[Collection entries]
────────

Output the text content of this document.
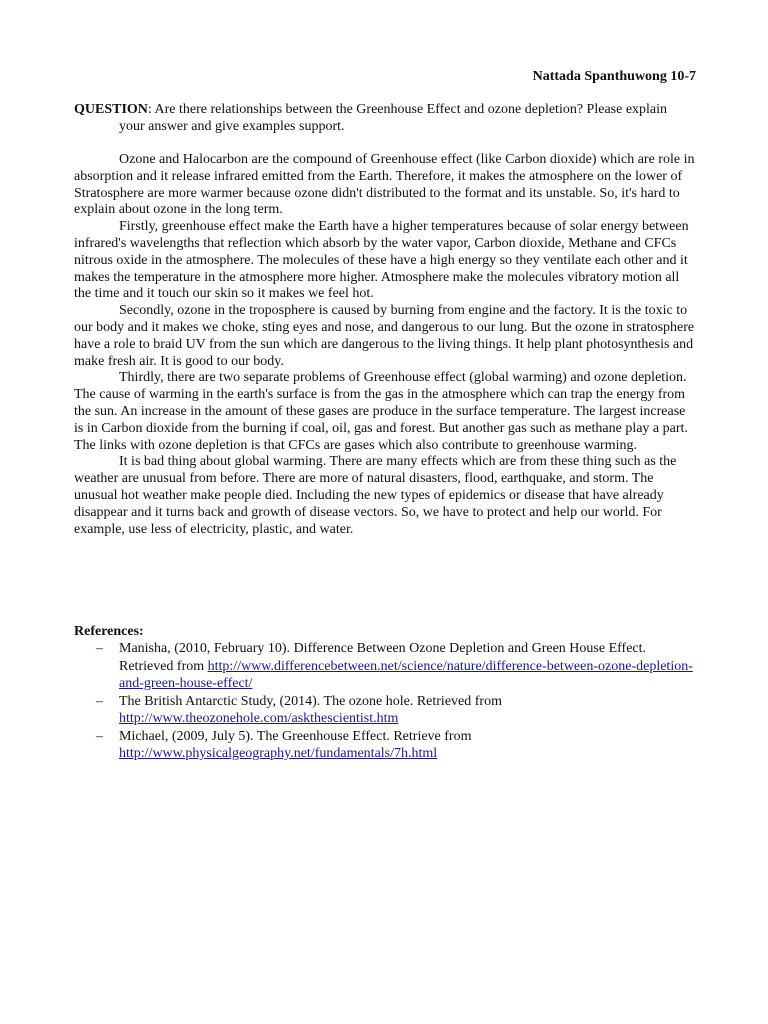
Nattada Spanthuwong 10-7
QUESTION: Are there relationships between the Greenhouse Effect and ozone depletion? Please explain your answer and give examples support.

Ozone and Halocarbon are the compound of Greenhouse effect (like Carbon dioxide) which are role in absorption and it release infrared emitted from the Earth. Therefore, it makes the atmosphere on the lower of Stratosphere are more warmer because ozone didn't distributed to the format and its unstable. So, it's hard to explain about ozone in the long term.

Firstly, greenhouse effect make the Earth have a higher temperatures because of solar energy between infrared's wavelengths that reflection which absorb by the water vapor, Carbon dioxide, Methane and CFCs nitrous oxide in the atmosphere. The molecules of these have a high energy so they ventilate each other and it makes the temperature in the atmosphere more higher. Atmosphere make the molecules vibratory motion all the time and it touch our skin so it makes we feel hot.

Secondly, ozone in the troposphere is caused by burning from engine and the factory. It is the toxic to our body and it makes we choke, sting eyes and nose, and dangerous to our lung. But the ozone in stratosphere have a role to braid UV from the sun which are dangerous to the living things. It help plant photosynthesis and make fresh air. It is good to our body.

Thirdly, there are two separate problems of Greenhouse effect (global warming) and ozone depletion. The cause of warming in the earth's surface is from the gas in the atmosphere which can trap the energy from the sun. An increase in the amount of these gases are produce in the surface temperature. The largest increase is in Carbon dioxide from the burning if coal, oil, gas and forest. But another gas such as methane play a part. The links with ozone depletion is that CFCs are gases which also contribute to greenhouse warming.

It is bad thing about global warming. There are many effects which are from these thing such as the weather are unusual from before. There are more of natural disasters, flood, earthquake, and storm. The unusual hot weather make people died. Including the new types of epidemics or disease that have already disappear and it turns back and growth of disease vectors. So, we have to protect and help our world. For example, use less of electricity, plastic, and water.

References:
– Manisha, (2010, February 10). Difference Between Ozone Depletion and Green House Effect. Retrieved from http://www.differencebetween.net/science/nature/difference-between-ozone-depletion-and-green-house-effect/
– The British Antarctic Study, (2014). The ozone hole. Retrieved from http://www.theozonehole.com/askthescientist.htm
– Michael, (2009, July 5). The Greenhouse Effect. Retrieve from http://www.physicalgeography.net/fundamentals/7h.html
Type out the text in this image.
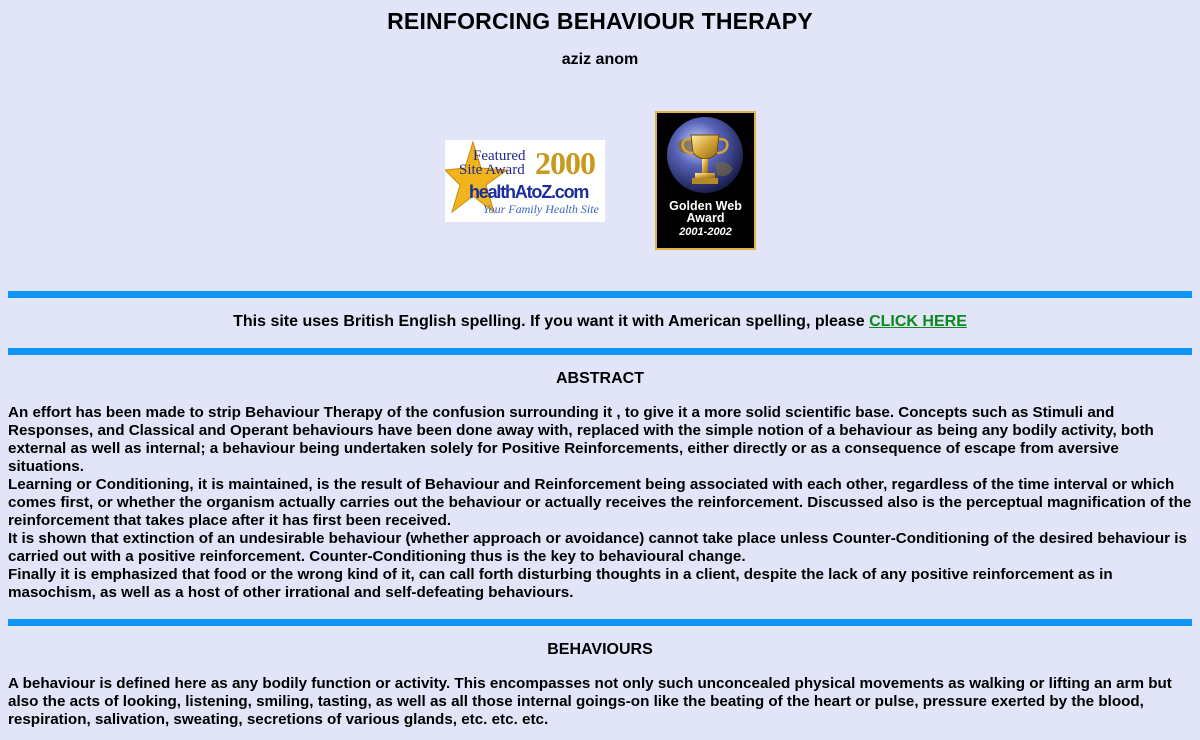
REINFORCING BEHAVIOUR THERAPY
aziz anom
Featured
Site Award 2000
healthAtoZ.com
Your Family Health Site	Golden Web
Award
2001-2002
This site uses British English spelling. If you want it with American spelling, please CLICK HERE
ABSTRACT

An effort has been made to strip Behaviour Therapy of the confusion surrounding it , to give it a more solid scientific base. Concepts such as Stimuli and Responses, and Classical and Operant behaviours have been done away with, replaced with the simple notion of a behaviour as being any bodily activity, both external as well as internal; a behaviour being undertaken solely for Positive Reinforcements, either directly or as a consequence of escape from aversive situations.

Learning or Conditioning, it is maintained, is the result of Behaviour and Reinforcement being associated with each other, regardless of the time interval or which comes first, or whether the organism actually carries out the behaviour or actually receives the reinforcement. Discussed also is the perceptual magnification of the reinforcement that takes place after it has first been received.

It is shown that extinction of an undesirable behaviour (whether approach or avoidance) cannot take place unless Counter-Conditioning of the desired behaviour is carried out with a positive reinforcement. Counter-Conditioning thus is the key to behavioural change.

Finally it is emphasized that food or the wrong kind of it, can call forth disturbing thoughts in a client, despite the lack of any positive reinforcement as in masochism, as well as a host of other irrational and self-defeating behaviours.

BEHAVIOURS

A behaviour is defined here as any bodily function or activity. This encompasses not only such unconcealed physical movements as walking or lifting an arm but also the acts of looking, listening, smiling, tasting, as well as all those internal goings-on like the beating of the heart or pulse, pressure exerted by the blood, respiration, salivation, sweating, secretions of various glands, etc. etc. etc.
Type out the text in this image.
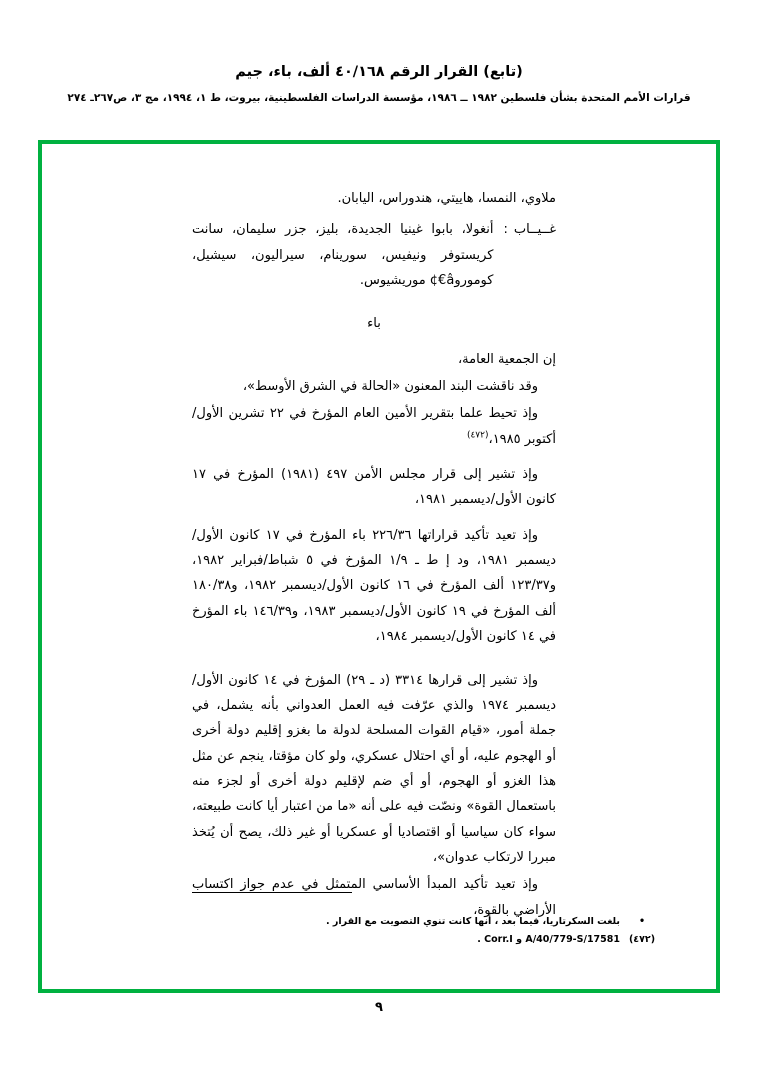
(تابع) القرار الرقم ٤٠/١٦٨ ألف، باء، جيم
قرارات الأمم المتحدة بشأن فلسطين ١٩٨٢ ــ ١٩٨٦، مؤسسة الدراسات الفلسطينية، بيروت، ط ١، ١٩٩٤، مج ٣، ص٢٦٧ـ ٢٧٤

ملاوي، النمسا، هاييتي، هندوراس، اليابان.

غــيــاب
:
أنغولا، بابوا غينيا الجديدة، بليز، جزر سليمان، سانت كريستوفر ونيفيس، سورينام، سيراليون، سيشيل، كوموروâ€¢ موريشيوس.

باء

إن الجمعية العامة،

وقد ناقشت البند المعنون «الحالة في الشرق الأوسط»،

وإذ تحيط علما بتقرير الأمين العام المؤرخ في ٢٢ تشرين الأول/أكتوبر ١٩٨٥،$^{(٤٧٢)}$

وإذ تشير إلى قرار مجلس الأمن ٤٩٧ (١٩٨١) المؤرخ في ١٧ كانون الأول/ديسمبر ١٩٨١،

وإذ تعيد تأكيد قراراتها ٢٢٦/٣٦ باء المؤرخ في ١٧ كانون الأول/ديسمبر ١٩٨١، ود إ ط ـ ١/٩ المؤرخ في ٥ شباط/فبراير ١٩٨٢، و١٢٣/٣٧ ألف المؤرخ في ١٦ كانون الأول/ديسمبر ١٩٨٢، و١٨٠/٣٨ ألف المؤرخ في ١٩ كانون الأول/ديسمبر ١٩٨٣، و١٤٦/٣٩ باء المؤرخ في ١٤ كانون الأول/ديسمبر ١٩٨٤،

وإذ تشير إلى قرارها ٣٣١٤ (د ـ ٢٩) المؤرخ في ١٤ كانون الأول/ديسمبر ١٩٧٤ والذي عرّفت فيه العمل العدواني بأنه يشمل، في جملة أمور، «قيام القوات المسلحة لدولة ما بغزو إقليم دولة أخرى أو الهجوم عليه، أو أي احتلال عسكري، ولو كان مؤقتا، ينجم عن مثل هذا الغزو أو الهجوم، أو أي ضم لإقليم دولة أخرى أو لجزء منه باستعمال القوة» ونصّت فيه على أنه «ما من اعتبار أيا كانت طبيعته، سواء كان سياسيا أو اقتصاديا أو عسكريا أو غير ذلك، يصح أن يُتخذ مبررا لارتكاب عدوان»،

وإذ تعيد تأكيد المبدأ الأساسي المتمثل في عدم جواز اكتساب الأراضي بالقوة،

•
بلغت السكرتاريا، فيما بعد ، أنها كانت تنوي التصويت مع القرار .
(٤٧٢)
A/40/779-S/17581 و Corr.I .
٩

────────

- [GIVEN PROBLEM]:
Set down every entry word for word, but omit the pictures.

- [SOLUTION TO THE PROBLEM]:
Output the text content of this document.
Nattada Spanthuwong 10-7
QUESTION: Are there relationships between the Greenhouse Effect and ozone depletion? Please explain your answer and give examples support.

Ozone and Halocarbon are the compound of Greenhouse effect (like Carbon dioxide) which are role in absorption and it release infrared emitted from the Earth. Therefore, it makes the atmosphere on the lower of Stratosphere are more warmer because ozone didn't distributed to the format and its unstable. So, it's hard to explain about ozone in the long term.

Firstly, greenhouse effect make the Earth have a higher temperatures because of solar energy between infrared's wavelengths that reflection which absorb by the water vapor, Carbon dioxide, Methane and CFCs nitrous oxide in the atmosphere. The molecules of these have a high energy so they ventilate each other and it makes the temperature in the atmosphere more higher. Atmosphere make the molecules vibratory motion all the time and it touch our skin so it makes we feel hot.

Secondly, ozone in the troposphere is caused by burning from engine and the factory. It is the toxic to our body and it makes we choke, sting eyes and nose, and dangerous to our lung. But the ozone in stratosphere have a role to braid UV from the sun which are dangerous to the living things. It help plant photosynthesis and make fresh air. It is good to our body.

Thirdly, there are two separate problems of Greenhouse effect (global warming) and ozone depletion. The cause of warming in the earth's surface is from the gas in the atmosphere which can trap the energy from the sun. An increase in the amount of these gases are produce in the surface temperature. The largest increase is in Carbon dioxide from the burning if coal, oil, gas and forest. But another gas such as methane play a part. The links with ozone depletion is that CFCs are gases which also contribute to greenhouse warming.

It is bad thing about global warming. There are many effects which are from these thing such as the weather are unusual from before. There are more of natural disasters, flood, earthquake, and storm. The unusual hot weather make people died. Including the new types of epidemics or disease that have already disappear and it turns back and growth of disease vectors. So, we have to protect and help our world. For example, use less of electricity, plastic, and water.

References:
– Manisha, (2010, February 10). Difference Between Ozone Depletion and Green House Effect. Retrieved from http://www.differencebetween.net/science/nature/difference-between-ozone-depletion-and-green-house-effect/
– The British Antarctic Study, (2014). The ozone hole. Retrieved from http://www.theozonehole.com/askthescientist.htm
– Michael, (2009, July 5). The Greenhouse Effect. Retrieve from http://www.physicalgeography.net/fundamentals/7h.html
Type out the text in this image.
REINFORCING BEHAVIOUR THERAPY
aziz anom
Featured
Site Award 2000
healthAtoZ.com
Your Family Health Site	Golden Web
Award
2001-2002
This site uses British English spelling. If you want it with American spelling, please CLICK HERE
ABSTRACT

An effort has been made to strip Behaviour Therapy of the confusion surrounding it , to give it a more solid scientific base. Concepts such as Stimuli and Responses, and Classical and Operant behaviours have been done away with, replaced with the simple notion of a behaviour as being any bodily activity, both external as well as internal; a behaviour being undertaken solely for Positive Reinforcements, either directly or as a consequence of escape from aversive situations.

Learning or Conditioning, it is maintained, is the result of Behaviour and Reinforcement being associated with each other, regardless of the time interval or which comes first, or whether the organism actually carries out the behaviour or actually receives the reinforcement. Discussed also is the perceptual magnification of the reinforcement that takes place after it has first been received.

It is shown that extinction of an undesirable behaviour (whether approach or avoidance) cannot take place unless Counter-Conditioning of the desired behaviour is carried out with a positive reinforcement. Counter-Conditioning thus is the key to behavioural change.

Finally it is emphasized that food or the wrong kind of it, can call forth disturbing thoughts in a client, despite the lack of any positive reinforcement as in masochism, as well as a host of other irrational and self-defeating behaviours.

BEHAVIOURS

A behaviour is defined here as any bodily function or activity. This encompasses not only such unconcealed physical movements as walking or lifting an arm but also the acts of looking, listening, smiling, tasting, as well as all those internal goings-on like the beating of the heart or pulse, pressure exerted by the blood, respiration, salivation, sweating, secretions of various glands, etc. etc. etc.
Type out the text in this image.
(تابع) القرار الرقم ٤٠/١٦٨ ألف، باء، جيم
قرارات الأمم المتحدة بشأن فلسطين ١٩٨٢ ــ ١٩٨٦، مؤسسة الدراسات الفلسطينية، بيروت، ط ١، ١٩٩٤، مج ٣، ص٢٦٧ـ ٢٧٤

ملاوي، النمسا، هاييتي، هندوراس، اليابان.

غــيــاب
:
أنغولا، بابوا غينيا الجديدة، بليز، جزر سليمان، سانت كريستوفر ونيفيس، سورينام، سيراليون، سيشيل، كوموروâ€¢ موريشيوس.

باء

إن الجمعية العامة،

وقد ناقشت البند المعنون «الحالة في الشرق الأوسط»،

وإذ تحيط علما بتقرير الأمين العام المؤرخ في ٢٢ تشرين الأول/أكتوبر ١٩٨٥،$^{(٤٧٢)}$

وإذ تشير إلى قرار مجلس الأمن ٤٩٧ (١٩٨١) المؤرخ في ١٧ كانون الأول/ديسمبر ١٩٨١،

وإذ تعيد تأكيد قراراتها ٢٢٦/٣٦ باء المؤرخ في ١٧ كانون الأول/ديسمبر ١٩٨١، ود إ ط ـ ١/٩ المؤرخ في ٥ شباط/فبراير ١٩٨٢، و١٢٣/٣٧ ألف المؤرخ في ١٦ كانون الأول/ديسمبر ١٩٨٢، و١٨٠/٣٨ ألف المؤرخ في ١٩ كانون الأول/ديسمبر ١٩٨٣، و١٤٦/٣٩ باء المؤرخ في ١٤ كانون الأول/ديسمبر ١٩٨٤،

وإذ تشير إلى قرارها ٣٣١٤ (د ـ ٢٩) المؤرخ في ١٤ كانون الأول/ديسمبر ١٩٧٤ والذي عرّفت فيه العمل العدواني بأنه يشمل، في جملة أمور، «قيام القوات المسلحة لدولة ما بغزو إقليم دولة أخرى أو الهجوم عليه، أو أي احتلال عسكري، ولو كان مؤقتا، ينجم عن مثل هذا الغزو أو الهجوم، أو أي ضم لإقليم دولة أخرى أو لجزء منه باستعمال القوة» ونصّت فيه على أنه «ما من اعتبار أيا كانت طبيعته، سواء كان سياسيا أو اقتصاديا أو عسكريا أو غير ذلك، يصح أن يُتخذ مبررا لارتكاب عدوان»،

وإذ تعيد تأكيد المبدأ الأساسي المتمثل في عدم جواز اكتساب الأراضي بالقوة،

•
بلغت السكرتاريا، فيما بعد ، أنها كانت تنوي التصويت مع القرار .
(٤٧٢)
A/40/779-S/17581 و Corr.I .
٩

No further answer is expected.